* Data rows
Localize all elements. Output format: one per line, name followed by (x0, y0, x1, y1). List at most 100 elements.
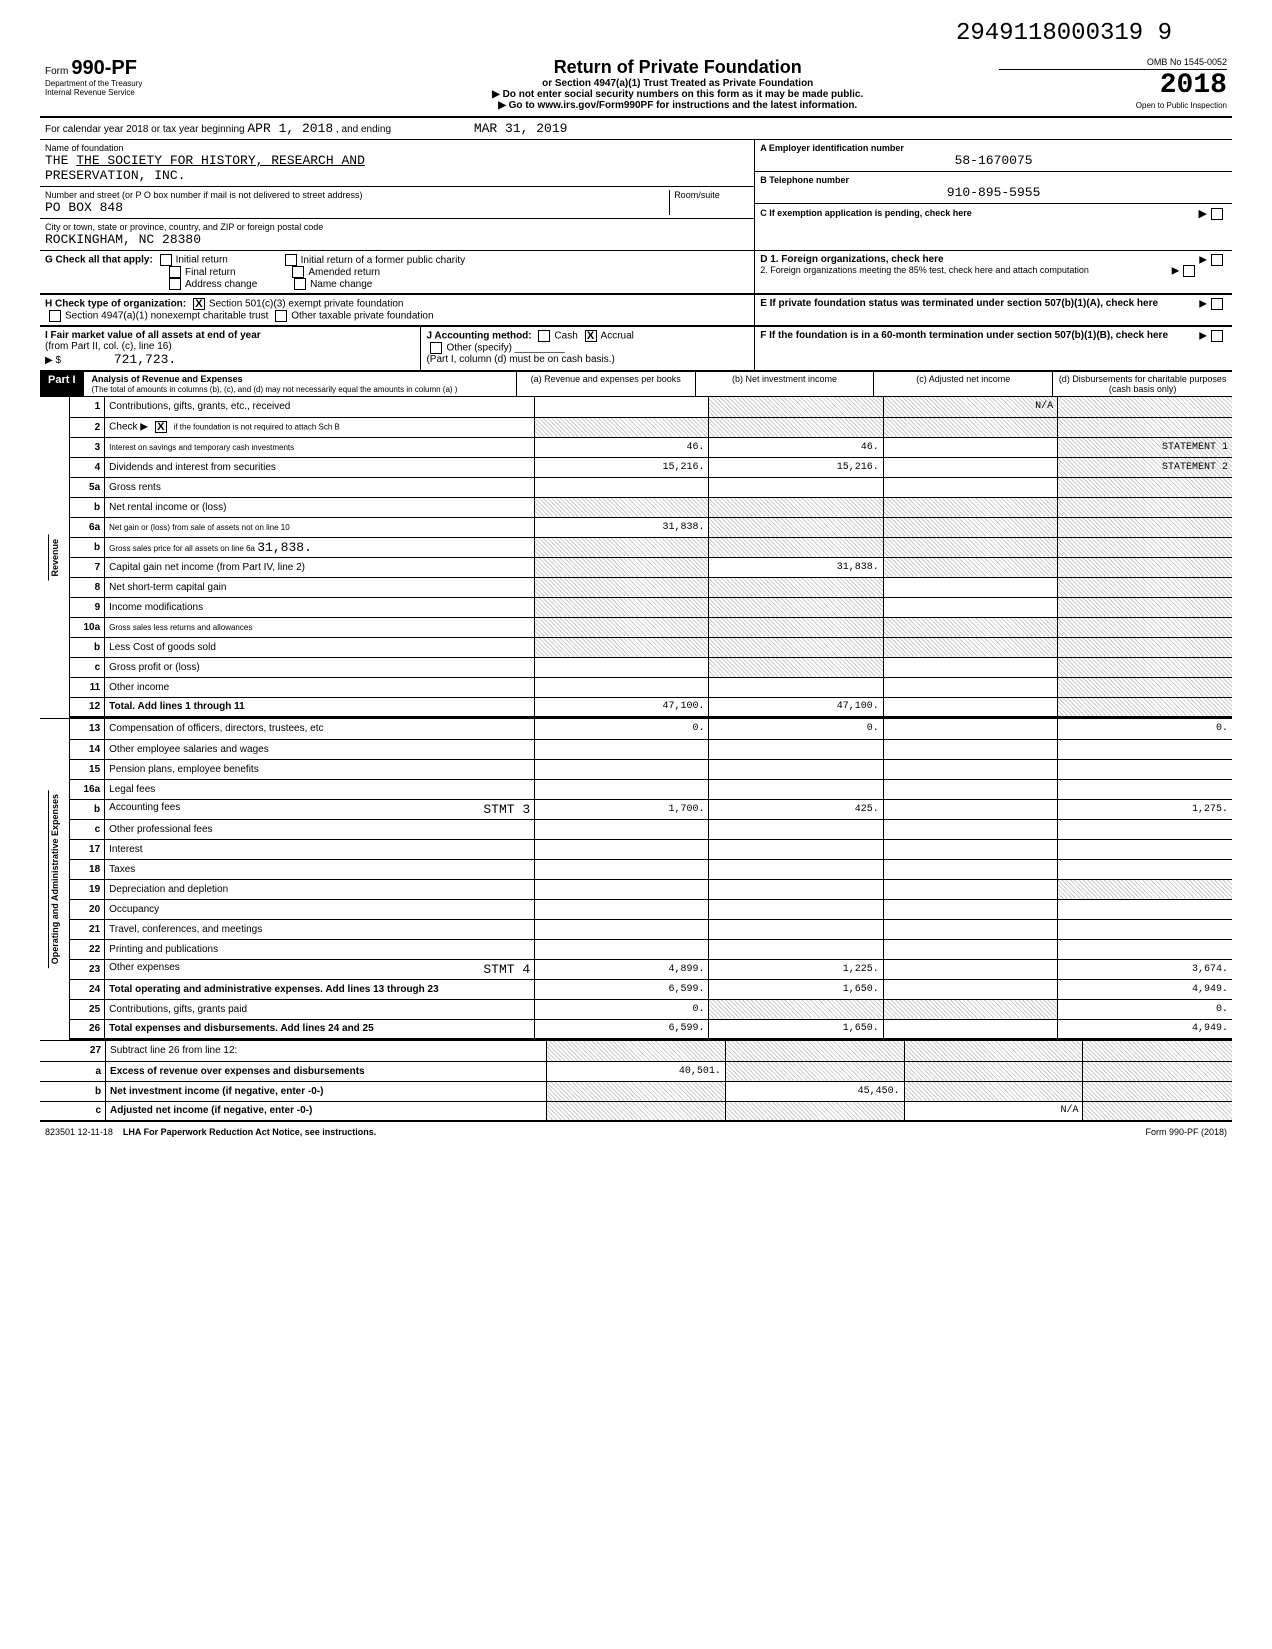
r22-label: Printing and publications (105, 939, 535, 959)
f-label: F If the foundation is in a 60-month ter… (760, 330, 1168, 341)
r2-checkbox[interactable] (155, 421, 167, 433)
g-former-checkbox[interactable] (285, 254, 297, 266)
r13-label: Compensation of officers, directors, tru… (105, 719, 535, 739)
exemption-label: C If exemption application is pending, c… (760, 208, 972, 218)
j-cash-checkbox[interactable] (538, 330, 550, 342)
j-opt2: Accrual (601, 331, 634, 342)
r8-label: Net short-term capital gain (105, 577, 535, 597)
row-27c: cAdjusted net income (if negative, enter… (40, 1101, 1232, 1121)
row-21: 21Travel, conferences, and meetings (70, 919, 1232, 939)
e-checkbox[interactable] (1211, 298, 1223, 310)
calendar-prefix: For calendar year 2018 or tax year begin… (45, 124, 245, 135)
city-label: City or town, state or province, country… (45, 222, 749, 232)
j-note: (Part I, column (d) must be on cash basi… (426, 354, 614, 365)
instruction-2: ▶ Go to www.irs.gov/Form990PF for instru… (367, 100, 989, 111)
col-c-header: (c) Adjusted net income (874, 372, 1053, 396)
row-9: 9Income modifications (70, 597, 1232, 617)
row-16a: 16aLegal fees (70, 779, 1232, 799)
i-label: I Fair market value of all assets at end… (45, 330, 261, 341)
row-24: 24Total operating and administrative exp… (70, 979, 1232, 999)
r16b-label: Accounting fees (109, 802, 180, 813)
row-10b: bLess Cost of goods sold (70, 637, 1232, 657)
r3-label: Interest on savings and temporary cash i… (105, 437, 535, 457)
r5a-label: Gross rents (105, 477, 535, 497)
h-other-checkbox[interactable] (275, 310, 287, 322)
r27-label: Subtract line 26 from line 12: (106, 1041, 547, 1061)
r4-b: 15,216. (709, 457, 883, 477)
r16b-a: 1,700. (535, 799, 709, 819)
r26-label: Total expenses and disbursements. Add li… (105, 1019, 535, 1039)
r25-d: 0. (1058, 999, 1232, 1019)
expenses-section: Operating and Administrative Expenses 13… (40, 719, 1232, 1041)
r2-label: Check ▶ (109, 422, 148, 433)
footer-code: 823501 12-11-18 (45, 1127, 113, 1137)
row-5a: 5aGross rents (70, 477, 1232, 497)
r6a-a: 31,838. (535, 517, 709, 537)
f-checkbox[interactable] (1211, 330, 1223, 342)
r16b-d: 1,275. (1058, 799, 1232, 819)
row-25: 25Contributions, gifts, grants paid0.0. (70, 999, 1232, 1019)
r23-a: 4,899. (535, 959, 709, 979)
r3-a: 46. (535, 437, 709, 457)
inspection-note: Open to Public Inspection (999, 101, 1227, 110)
g-namechange-checkbox[interactable] (294, 278, 306, 290)
name-label: Name of foundation (45, 143, 749, 153)
r15-label: Pension plans, employee benefits (105, 759, 535, 779)
room-label: Room/suite (674, 190, 749, 200)
row-13: 13Compensation of officers, directors, t… (70, 719, 1232, 739)
i-arrow: ▶ $ (45, 355, 61, 366)
r14-label: Other employee salaries and wages (105, 739, 535, 759)
r10a-label: Gross sales less returns and allowances (105, 617, 535, 637)
tax-year: 2018 (999, 70, 1227, 101)
r16c-label: Other professional fees (105, 819, 535, 839)
d1-checkbox[interactable] (1211, 254, 1223, 266)
row-16b: bAccounting fees STMT 31,700.425.1,275. (70, 799, 1232, 819)
h-label: H Check type of organization: (45, 299, 186, 310)
g-address-checkbox[interactable] (169, 278, 181, 290)
footer-lha: LHA For Paperwork Reduction Act Notice, … (123, 1127, 376, 1137)
row-18: 18Taxes (70, 859, 1232, 879)
r25-a: 0. (535, 999, 709, 1019)
footer: 823501 12-11-18 LHA For Paperwork Reduct… (40, 1122, 1232, 1142)
exemption-checkbox[interactable] (1211, 208, 1223, 220)
r24-b: 1,650. (709, 979, 883, 999)
j-accrual-checkbox[interactable] (585, 330, 597, 342)
identity-section: Name of foundation THE THE SOCIETY FOR H… (40, 140, 1232, 251)
r21-label: Travel, conferences, and meetings (105, 919, 535, 939)
r13-b: 0. (709, 719, 883, 739)
g-initial-checkbox[interactable] (160, 254, 172, 266)
j-opt1: Cash (554, 331, 577, 342)
d1-label: D 1. Foreign organizations, check here (760, 254, 943, 265)
revenue-side-label: Revenue (48, 535, 61, 581)
row-12: 12Total. Add lines 1 through 1147,100.47… (70, 697, 1232, 717)
r27b-label: Net investment income (if negative, ente… (106, 1081, 547, 1101)
g-final-checkbox[interactable] (169, 266, 181, 278)
row-27: 27Subtract line 26 from line 12: (40, 1041, 1232, 1061)
r16b-stmt: STMT 3 (483, 802, 530, 817)
i-sub: (from Part II, col. (c), line 16) (45, 341, 172, 352)
dept-irs: Internal Revenue Service (45, 89, 357, 98)
r23-stmt: STMT 4 (483, 962, 530, 977)
r27b-b: 45,450. (725, 1081, 904, 1101)
j-other-checkbox[interactable] (430, 342, 442, 354)
period-begin: APR 1, 2018 (247, 121, 333, 136)
row-14: 14Other employee salaries and wages (70, 739, 1232, 759)
h-4947-checkbox[interactable] (49, 310, 61, 322)
row-8: 8Net short-term capital gain (70, 577, 1232, 597)
h-501c3-checkbox[interactable] (193, 298, 205, 310)
col-a-header: (a) Revenue and expenses per books (517, 372, 696, 396)
row-4: 4Dividends and interest from securities1… (70, 457, 1232, 477)
r16a-label: Legal fees (105, 779, 535, 799)
d2-checkbox[interactable] (1183, 265, 1195, 277)
r24-d: 4,949. (1058, 979, 1232, 999)
form-header: Form 990-PF Department of the Treasury I… (40, 52, 1232, 118)
r4-label: Dividends and interest from securities (105, 457, 535, 477)
row-16c: cOther professional fees (70, 819, 1232, 839)
part1-title: Analysis of Revenue and Expenses (92, 374, 243, 384)
r18-label: Taxes (105, 859, 535, 879)
row-1: 1Contributions, gifts, grants, etc., rec… (70, 397, 1232, 417)
section-i-j-f: I Fair market value of all assets at end… (40, 327, 1232, 372)
r3-d: STATEMENT 1 (1058, 437, 1232, 457)
r4-a: 15,216. (535, 457, 709, 477)
g-amended-checkbox[interactable] (292, 266, 304, 278)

* Exercise objective
Please copy out all of the data above line for line, leaving the pictures out.

* Solution below
Localize all elements. Output format: one per line, name followed by (x0, y0, x1, y1). List at most 100 elements.
r22-label: Printing and publications (105, 939, 535, 959)
f-label: F If the foundation is in a 60-month ter… (760, 330, 1168, 341)
r2-checkbox[interactable] (155, 421, 167, 433)
g-former-checkbox[interactable] (285, 254, 297, 266)
r13-label: Compensation of officers, directors, tru… (105, 719, 535, 739)
exemption-label: C If exemption application is pending, c… (760, 208, 972, 218)
j-cash-checkbox[interactable] (538, 330, 550, 342)
j-opt2: Accrual (601, 331, 634, 342)
r8-label: Net short-term capital gain (105, 577, 535, 597)
row-27c: cAdjusted net income (if negative, enter… (40, 1101, 1232, 1121)
row-21: 21Travel, conferences, and meetings (70, 919, 1232, 939)
e-checkbox[interactable] (1211, 298, 1223, 310)
calendar-prefix: For calendar year 2018 or tax year begin… (45, 124, 245, 135)
city-label: City or town, state or province, country… (45, 222, 749, 232)
j-note: (Part I, column (d) must be on cash basi… (426, 354, 614, 365)
instruction-2: ▶ Go to www.irs.gov/Form990PF for instru… (367, 100, 989, 111)
col-c-header: (c) Adjusted net income (874, 372, 1053, 396)
row-9: 9Income modifications (70, 597, 1232, 617)
row-16a: 16aLegal fees (70, 779, 1232, 799)
i-label: I Fair market value of all assets at end… (45, 330, 261, 341)
row-24: 24Total operating and administrative exp… (70, 979, 1232, 999)
r16b-label: Accounting fees (109, 802, 180, 813)
row-10b: bLess Cost of goods sold (70, 637, 1232, 657)
r3-label: Interest on savings and temporary cash i… (105, 437, 535, 457)
r5a-label: Gross rents (105, 477, 535, 497)
h-other-checkbox[interactable] (275, 310, 287, 322)
r27-label: Subtract line 26 from line 12: (106, 1041, 547, 1061)
r4-b: 15,216. (709, 457, 883, 477)
r16b-a: 1,700. (535, 799, 709, 819)
r26-label: Total expenses and disbursements. Add li… (105, 1019, 535, 1039)
r25-d: 0. (1058, 999, 1232, 1019)
expenses-section: Operating and Administrative Expenses 13… (40, 719, 1232, 1041)
r2-label: Check ▶ (109, 422, 148, 433)
footer-code: 823501 12-11-18 (45, 1127, 113, 1137)
row-5a: 5aGross rents (70, 477, 1232, 497)
r6a-a: 31,838. (535, 517, 709, 537)
f-checkbox[interactable] (1211, 330, 1223, 342)
r16b-d: 1,275. (1058, 799, 1232, 819)
row-25: 25Contributions, gifts, grants paid0.0. (70, 999, 1232, 1019)
r23-a: 4,899. (535, 959, 709, 979)
r3-a: 46. (535, 437, 709, 457)
inspection-note: Open to Public Inspection (999, 101, 1227, 110)
g-namechange-checkbox[interactable] (294, 278, 306, 290)
name-label: Name of foundation (45, 143, 749, 153)
r15-label: Pension plans, employee benefits (105, 759, 535, 779)
room-label: Room/suite (674, 190, 749, 200)
row-13: 13Compensation of officers, directors, t… (70, 719, 1232, 739)
i-arrow: ▶ $ (45, 355, 61, 366)
r14-label: Other employee salaries and wages (105, 739, 535, 759)
r10a-label: Gross sales less returns and allowances (105, 617, 535, 637)
tax-year: 2018 (999, 70, 1227, 101)
r16c-label: Other professional fees (105, 819, 535, 839)
d1-checkbox[interactable] (1211, 254, 1223, 266)
row-16b: bAccounting fees STMT 31,700.425.1,275. (70, 799, 1232, 819)
h-label: H Check type of organization: (45, 299, 186, 310)
g-address-checkbox[interactable] (169, 278, 181, 290)
footer-lha: LHA For Paperwork Reduction Act Notice, … (123, 1127, 376, 1137)
row-18: 18Taxes (70, 859, 1232, 879)
r25-a: 0. (535, 999, 709, 1019)
footer: 823501 12-11-18 LHA For Paperwork Reduct… (40, 1122, 1232, 1142)
exemption-checkbox[interactable] (1211, 208, 1223, 220)
r24-b: 1,650. (709, 979, 883, 999)
j-accrual-checkbox[interactable] (585, 330, 597, 342)
identity-section: Name of foundation THE THE SOCIETY FOR H… (40, 140, 1232, 251)
r21-label: Travel, conferences, and meetings (105, 919, 535, 939)
r13-b: 0. (709, 719, 883, 739)
g-initial-checkbox[interactable] (160, 254, 172, 266)
j-opt1: Cash (554, 331, 577, 342)
d1-label: D 1. Foreign organizations, check here (760, 254, 943, 265)
revenue-side-label: Revenue (48, 535, 61, 581)
row-12: 12Total. Add lines 1 through 1147,100.47… (70, 697, 1232, 717)
r27b-label: Net investment income (if negative, ente… (106, 1081, 547, 1101)
g-final-checkbox[interactable] (169, 266, 181, 278)
row-27: 27Subtract line 26 from line 12: (40, 1041, 1232, 1061)
r16b-stmt: STMT 3 (483, 802, 530, 817)
i-sub: (from Part II, col. (c), line 16) (45, 341, 172, 352)
dept-irs: Internal Revenue Service (45, 89, 357, 98)
r23-stmt: STMT 4 (483, 962, 530, 977)
r27b-b: 45,450. (725, 1081, 904, 1101)
j-other-checkbox[interactable] (430, 342, 442, 354)
period-begin: APR 1, 2018 (247, 121, 333, 136)
row-14: 14Other employee salaries and wages (70, 739, 1232, 759)
h-4947-checkbox[interactable] (49, 310, 61, 322)
row-8: 8Net short-term capital gain (70, 577, 1232, 597)
h-501c3-checkbox[interactable] (193, 298, 205, 310)
col-a-header: (a) Revenue and expenses per books (517, 372, 696, 396)
row-4: 4Dividends and interest from securities1… (70, 457, 1232, 477)
r16a-label: Legal fees (105, 779, 535, 799)
d2-checkbox[interactable] (1183, 265, 1195, 277)
r24-d: 4,949. (1058, 979, 1232, 999)
form-header: Form 990-PF Department of the Treasury I… (40, 52, 1232, 118)
r4-label: Dividends and interest from securities (105, 457, 535, 477)
row-16c: cOther professional fees (70, 819, 1232, 839)
part1-title: Analysis of Revenue and Expenses (92, 374, 243, 384)
r18-label: Taxes (105, 859, 535, 879)
row-1: 1Contributions, gifts, grants, etc., rec… (70, 397, 1232, 417)
section-i-j-f: I Fair market value of all assets at end… (40, 327, 1232, 372)
r3-d: STATEMENT 1 (1058, 437, 1232, 457)
r4-a: 15,216. (535, 457, 709, 477)
g-amended-checkbox[interactable] (292, 266, 304, 278)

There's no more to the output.